(Data items)
● ● ● ● ●

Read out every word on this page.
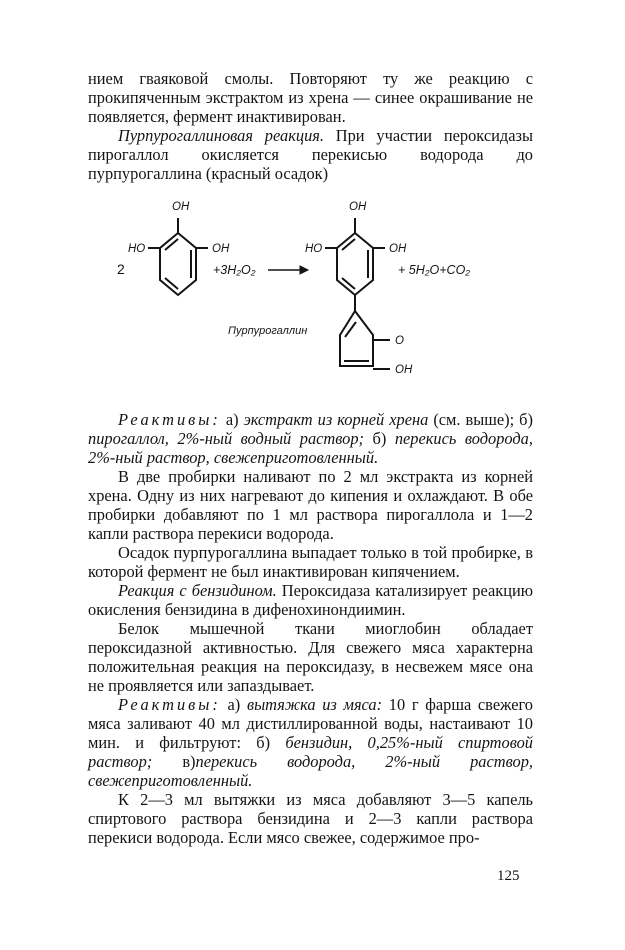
нием гваяковой смолы. Повторяют ту же реакцию с прокипяченным экстрактом из хрена — синее окрашивание не появляется, фермент инактивирован.

Пурпурогаллиновая реакция. При участии пероксидазы пирогаллол окисляется перекисью водорода до пурпурогаллина (красный осадок)

2
OH
HO	OH
+3H₂O₂
OH
HO	OH
+ 5H₂O+CO₂
O
OH
Пурпурогаллин

Реактивы: а) экстракт из корней хрена (см. выше); б) пирогаллол, 2%-ный водный раствор; б) перекись водорода, 2%-ный раствор, свежеприготовленный.

В две пробирки наливают по 2 мл экстракта из корней хрена. Одну из них нагревают до кипения и охлаждают. В обе пробирки добавляют по 1 мл раствора пирогаллола и 1—2 капли раствора перекиси водорода.

Осадок пурпурогаллина выпадает только в той пробирке, в которой фермент не был инактивирован кипячением.

Реакция с бензидином. Пероксидаза катализирует реакцию окисления бензидина в дифенохинондиимин.

Белок мышечной ткани миоглобин обладает пероксидазной активностью. Для свежего мяса характерна положительная реакция на пероксидазу, в несвежем мясе она не проявляется или запаздывает.

Реактивы: а) вытяжка из мяса: 10 г фарша свежего мяса заливают 40 мл дистиллированной воды, настаивают 10 мин. и фильтруют: б) бензидин, 0,25%-ный спиртовой раствор; в)перекись водорода, 2%-ный раствор, свежеприготовленный.

К 2—3 мл вытяжки из мяса добавляют 3—5 капель спиртового раствора бензидина и 2—3 капли раствора перекиси водорода. Если мясо свежее, содержимое про-

125
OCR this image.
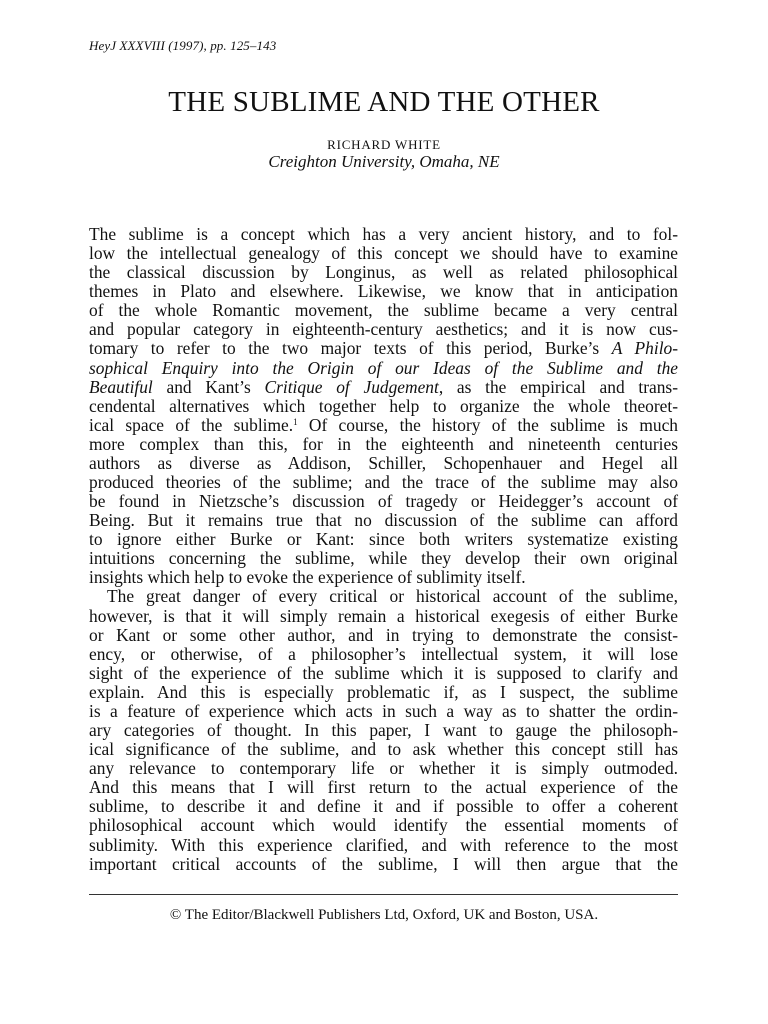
HeyJ XXXVIII (1997), pp. 125–143
THE SUBLIME AND THE OTHER
RICHARD WHITE
Creighton University, Omaha, NE
The sublime is a concept which has a very ancient history, and to fol-
low the intellectual genealogy of this concept we should have to examine
the classical discussion by Longinus, as well as related philosophical
themes in Plato and elsewhere. Likewise, we know that in anticipation
of the whole Romantic movement, the sublime became a very central
and popular category in eighteenth-century aesthetics; and it is now cus-
tomary to refer to the two major texts of this period, Burke’s A Philo-
sophical Enquiry into the Origin of our Ideas of the Sublime and the
Beautiful and Kant’s Critique of Judgement, as the empirical and trans-
cendental alternatives which together help to organize the whole theoret-
ical space of the sublime.$^1$ Of course, the history of the sublime is much
more complex than this, for in the eighteenth and nineteenth centuries
authors as diverse as Addison, Schiller, Schopenhauer and Hegel all
produced theories of the sublime; and the trace of the sublime may also
be found in Nietzsche’s discussion of tragedy or Heidegger’s account of
Being. But it remains true that no discussion of the sublime can afford
to ignore either Burke or Kant: since both writers systematize existing
intuitions concerning the sublime, while they develop their own original
insights which help to evoke the experience of sublimity itself.
The great danger of every critical or historical account of the sublime,
however, is that it will simply remain a historical exegesis of either Burke
or Kant or some other author, and in trying to demonstrate the consist-
ency, or otherwise, of a philosopher’s intellectual system, it will lose
sight of the experience of the sublime which it is supposed to clarify and
explain. And this is especially problematic if, as I suspect, the sublime
is a feature of experience which acts in such a way as to shatter the ordin-
ary categories of thought. In this paper, I want to gauge the philosoph-
ical significance of the sublime, and to ask whether this concept still has
any relevance to contemporary life or whether it is simply outmoded.
And this means that I will first return to the actual experience of the
sublime, to describe it and define it and if possible to offer a coherent
philosophical account which would identify the essential moments of
sublimity. With this experience clarified, and with reference to the most
important critical accounts of the sublime, I will then argue that the
© The Editor/Blackwell Publishers Ltd, Oxford, UK and Boston, USA.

● ● ● ● ●

== Exercise requirements ==
Leave the pictures out, and print every line of the listing exactly as written.

== Finished task ==
Read out every word on this page.
нием гваяковой смолы. Повторяют ту же реакцию с прокипяченным экстрактом из хрена — синее окрашивание не появляется, фермент инактивирован.

Пурпурогаллиновая реакция. При участии пероксидазы пирогаллол окисляется перекисью водорода до пурпурогаллина (красный осадок)

2
OH
HO	OH
+3H₂O₂
OH
HO	OH
+ 5H₂O+CO₂
O
OH
Пурпурогаллин

Реактивы: а) экстракт из корней хрена (см. выше); б) пирогаллол, 2%-ный водный раствор; б) перекись водорода, 2%-ный раствор, свежеприготовленный.

В две пробирки наливают по 2 мл экстракта из корней хрена. Одну из них нагревают до кипения и охлаждают. В обе пробирки добавляют по 1 мл раствора пирогаллола и 1—2 капли раствора перекиси водорода.

Осадок пурпурогаллина выпадает только в той пробирке, в которой фермент не был инактивирован кипячением.

Реакция с бензидином. Пероксидаза катализирует реакцию окисления бензидина в дифенохинондиимин.

Белок мышечной ткани миоглобин обладает пероксидазной активностью. Для свежего мяса характерна положительная реакция на пероксидазу, в несвежем мясе она не проявляется или запаздывает.

Реактивы: а) вытяжка из мяса: 10 г фарша свежего мяса заливают 40 мл дистиллированной воды, настаивают 10 мин. и фильтруют: б) бензидин, 0,25%-ный спиртовой раствор; в)перекись водорода, 2%-ный раствор, свежеприготовленный.

К 2—3 мл вытяжки из мяса добавляют 3—5 капель спиртового раствора бензидина и 2—3 капли раствора перекиси водорода. Если мясо свежее, содержимое про-

125
OCR this image.
HeyJ XXXVIII (1997), pp. 125–143
THE SUBLIME AND THE OTHER
RICHARD WHITE
Creighton University, Omaha, NE
The sublime is a concept which has a very ancient history, and to fol-
low the intellectual genealogy of this concept we should have to examine
the classical discussion by Longinus, as well as related philosophical
themes in Plato and elsewhere. Likewise, we know that in anticipation
of the whole Romantic movement, the sublime became a very central
and popular category in eighteenth-century aesthetics; and it is now cus-
tomary to refer to the two major texts of this period, Burke’s A Philo-
sophical Enquiry into the Origin of our Ideas of the Sublime and the
Beautiful and Kant’s Critique of Judgement, as the empirical and trans-
cendental alternatives which together help to organize the whole theoret-
ical space of the sublime.$^1$ Of course, the history of the sublime is much
more complex than this, for in the eighteenth and nineteenth centuries
authors as diverse as Addison, Schiller, Schopenhauer and Hegel all
produced theories of the sublime; and the trace of the sublime may also
be found in Nietzsche’s discussion of tragedy or Heidegger’s account of
Being. But it remains true that no discussion of the sublime can afford
to ignore either Burke or Kant: since both writers systematize existing
intuitions concerning the sublime, while they develop their own original
insights which help to evoke the experience of sublimity itself.
The great danger of every critical or historical account of the sublime,
however, is that it will simply remain a historical exegesis of either Burke
or Kant or some other author, and in trying to demonstrate the consist-
ency, or otherwise, of a philosopher’s intellectual system, it will lose
sight of the experience of the sublime which it is supposed to clarify and
explain. And this is especially problematic if, as I suspect, the sublime
is a feature of experience which acts in such a way as to shatter the ordin-
ary categories of thought. In this paper, I want to gauge the philosoph-
ical significance of the sublime, and to ask whether this concept still has
any relevance to contemporary life or whether it is simply outmoded.
And this means that I will first return to the actual experience of the
sublime, to describe it and define it and if possible to offer a coherent
philosophical account which would identify the essential moments of
sublimity. With this experience clarified, and with reference to the most
important critical accounts of the sublime, I will then argue that the
© The Editor/Blackwell Publishers Ltd, Oxford, UK and Boston, USA.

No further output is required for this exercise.